What the exercise asks: Give back the records below exactly, every one, with no pictures.

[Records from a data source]
:::

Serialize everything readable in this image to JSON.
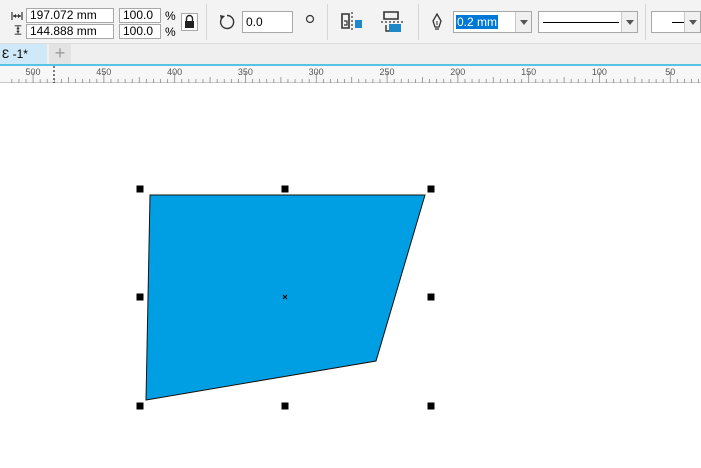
{
  "toolbar": {
    "width_value": "197.072 mm",
    "height_value": "144.888 mm",
    "scale_x": "100.0",
    "scale_y": "100.0",
    "percent_symbol": "%",
    "rotation_value": "0.0",
    "outline_width": "0.2 mm"
  },
  "tabs": {
    "document_tab": "Ɛ -1*",
    "add_tab": "+"
  },
  "ruler": {
    "ticks": [
      "500",
      "450",
      "400",
      "350",
      "300",
      "250",
      "200",
      "150",
      "100",
      "50"
    ]
  },
  "colors": {
    "shape_fill": "#009fe3",
    "accent": "#5bc2e7",
    "selected_text_bg": "#0078d7",
    "icon_blue": "#1e88c8"
  },
  "icons": [
    "width-icon",
    "height-icon",
    "lock-icon",
    "rotate-icon",
    "degree-icon",
    "mirror-horizontal-icon",
    "mirror-vertical-icon",
    "pen-outline-icon"
  ]
}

:::

Task answer:
Serialize everything readable in this image to JSON.
{
  "toolbar": {
    "width_value": "197.072 mm",
    "height_value": "144.888 mm",
    "scale_x": "100.0",
    "scale_y": "100.0",
    "percent_symbol": "%",
    "rotation_value": "0.0",
    "outline_width": "0.2 mm"
  },
  "tabs": {
    "document_tab": "Ɛ -1*",
    "add_tab": "+"
  },
  "ruler": {
    "ticks": [
      "500",
      "450",
      "400",
      "350",
      "300",
      "250",
      "200",
      "150",
      "100",
      "50"
    ]
  },
  "colors": {
    "shape_fill": "#009fe3",
    "accent": "#5bc2e7",
    "selected_text_bg": "#0078d7",
    "icon_blue": "#1e88c8"
  },
  "icons": [
    "width-icon",
    "height-icon",
    "lock-icon",
    "rotate-icon",
    "degree-icon",
    "mirror-horizontal-icon",
    "mirror-vertical-icon",
    "pen-outline-icon"
  ]
}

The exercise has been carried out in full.